▸ Work required
Each line of the listing that contains the word "Locating" is to be copied.

Records from a dataset
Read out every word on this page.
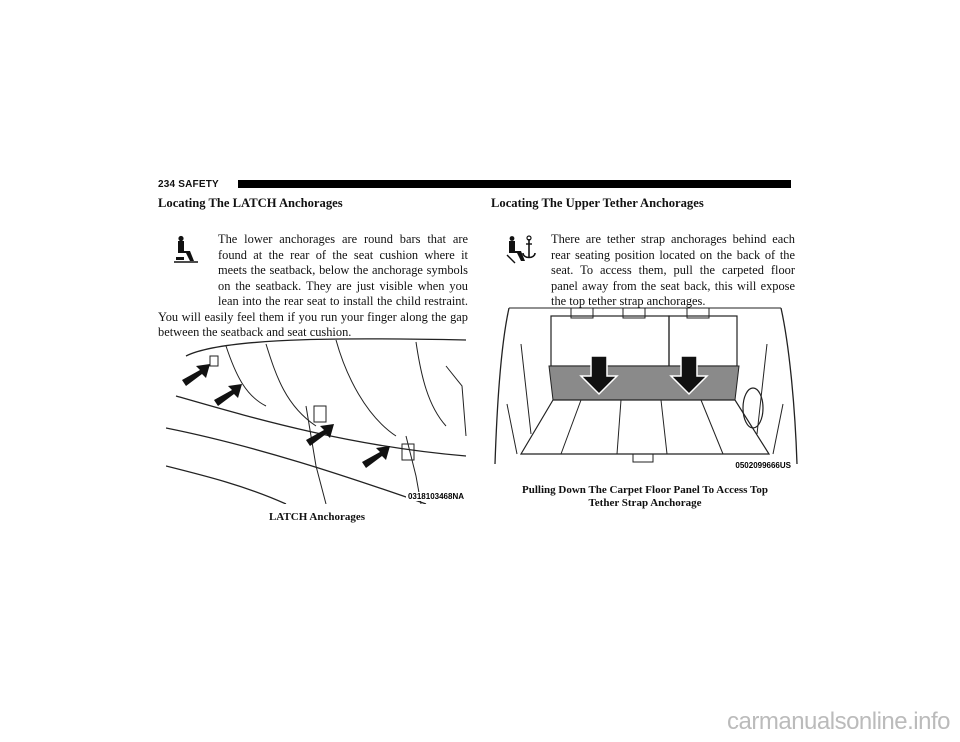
234 SAFETY
Locating The LATCH Anchorages

The lower anchorages are round bars that are found at the rear of the seat cushion where it meets the seatback, below the anchorage symbols on the seatback. They are just visible when you lean into the rear seat to install the child restraint. You will easily feel them if you run your finger along the gap between the seatback and seat cushion.

0318103468NA
LATCH Anchorages
Locating The Upper Tether Anchorages

There are tether strap anchorages behind each rear seating position located on the back of the seat. To access them, pull the carpeted floor panel away from the seat back, this will expose the top tether strap anchorages.

0502099666US
Pulling Down The Carpet Floor Panel To Access Top
Tether Strap Anchorage
carmanualsonline.info
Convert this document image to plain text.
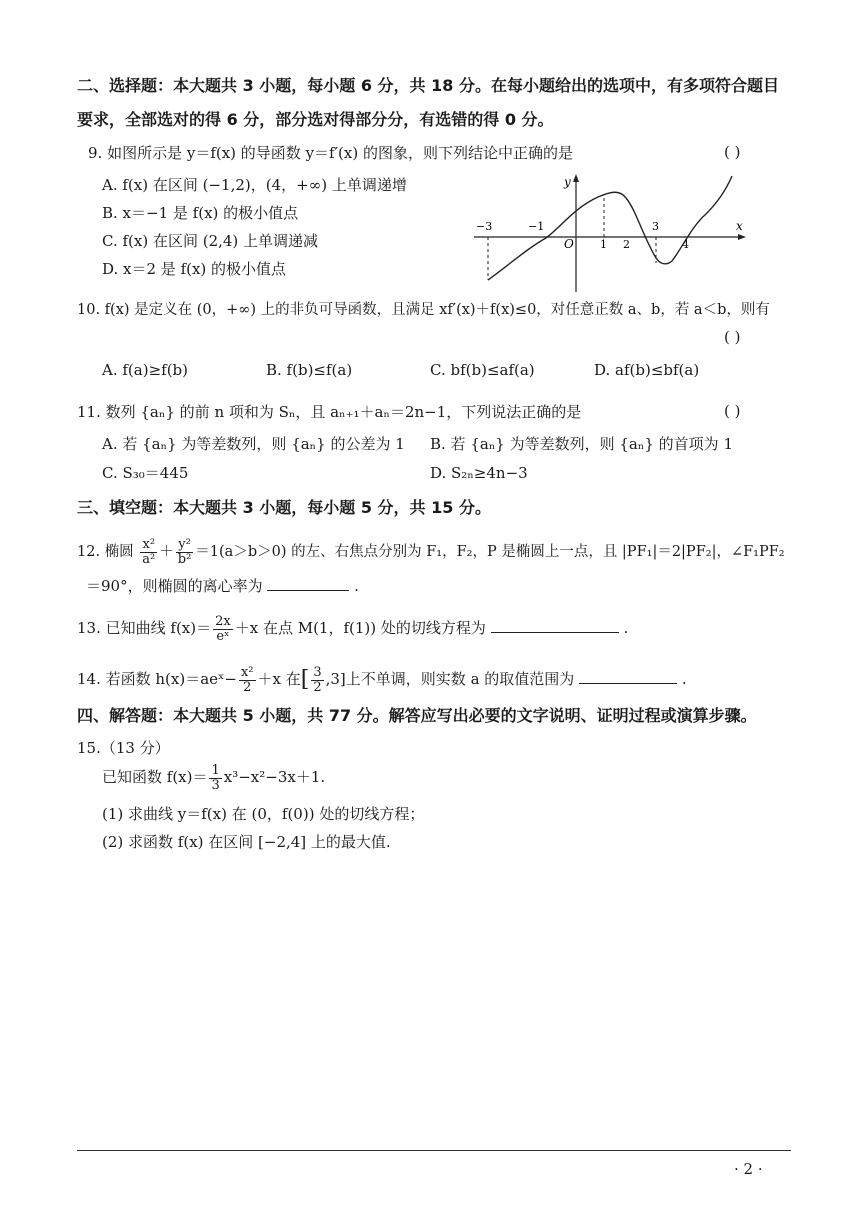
二、选择题：本大题共 3 小题，每小题 6 分，共 18 分。在每小题给出的选项中，有多项符合题目
要求，全部选对的得 6 分，部分选对得部分分，有选错的得 0 分。
9. 如图所示是 y＝f(x) 的导函数 y＝f′(x) 的图象，则下列结论中正确的是	( )
A. f(x) 在区间 (−1,2)，(4，+∞) 上单调递增
B. x＝−1 是 f(x) 的极小值点
C. f(x) 在区间 (2,4) 上单调递减
D. x＝2 是 f(x) 的极小值点
y
x
O
−3	−1
1 2
3
4
10. f(x) 是定义在 (0，+∞) 上的非负可导函数，且满足 xf′(x)＋f(x)≤0，对任意正数 a、b，若 a＜b，则有
( )
A. f(a)≥f(b)	B. f(b)≤f(a)	C. bf(b)≤af(a)	D. af(b)≤bf(a)
11. 数列 {aₙ} 的前 n 项和为 Sₙ，且 aₙ₊₁＋aₙ＝2n−1，下列说法正确的是	( )
A. 若 {aₙ} 为等差数列，则 {aₙ} 的公差为 1 B. 若 {aₙ} 为等差数列，则 {aₙ} 的首项为 1
C. S₃₀＝445	D. S₂ₙ≥4n−3
三、填空题：本大题共 3 小题，每小题 5 分，共 15 分。
12. 椭圆 $\frac{\text{x²}}{\text{a²}} + \frac{\text{y²}}{\text{b²}} =1(a>b>0)$ 的左、右焦点分别为 F₁，F₂，P 是椭圆上一点，且 |PF₁|＝2|PF₂|，∠F₁PF₂
＝90°，则椭圆的离心率为	.
13. 已知曲线 $f(x)= \frac{2x}{\text{eˣ}} +x$ 在点 M(1，f(1)) 处的切线方程为	.
14. 若函数 h(x)＝aeˣ− $\frac{\text{x²}}{2} +x$ 在[ $\frac{3}{2} ,3$]上不单调，则实数 a 的取值范围为	.
四、解答题：本大题共 5 小题，共 77 分。解答应写出必要的文字说明、证明过程或演算步骤。
15.（13 分）
已知函数 $f(x)= \frac{1}{3} x^3-x^2-3x+1$.
(1) 求曲线 y＝f(x) 在 (0，f(0)) 处的切线方程；
(2) 求函数 f(x) 在区间 [−2,4] 上的最大值.
· 2 ·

▸ Solution to this exercise
Locating The LATCH Anchorages
Locating The Upper Tether Anchorages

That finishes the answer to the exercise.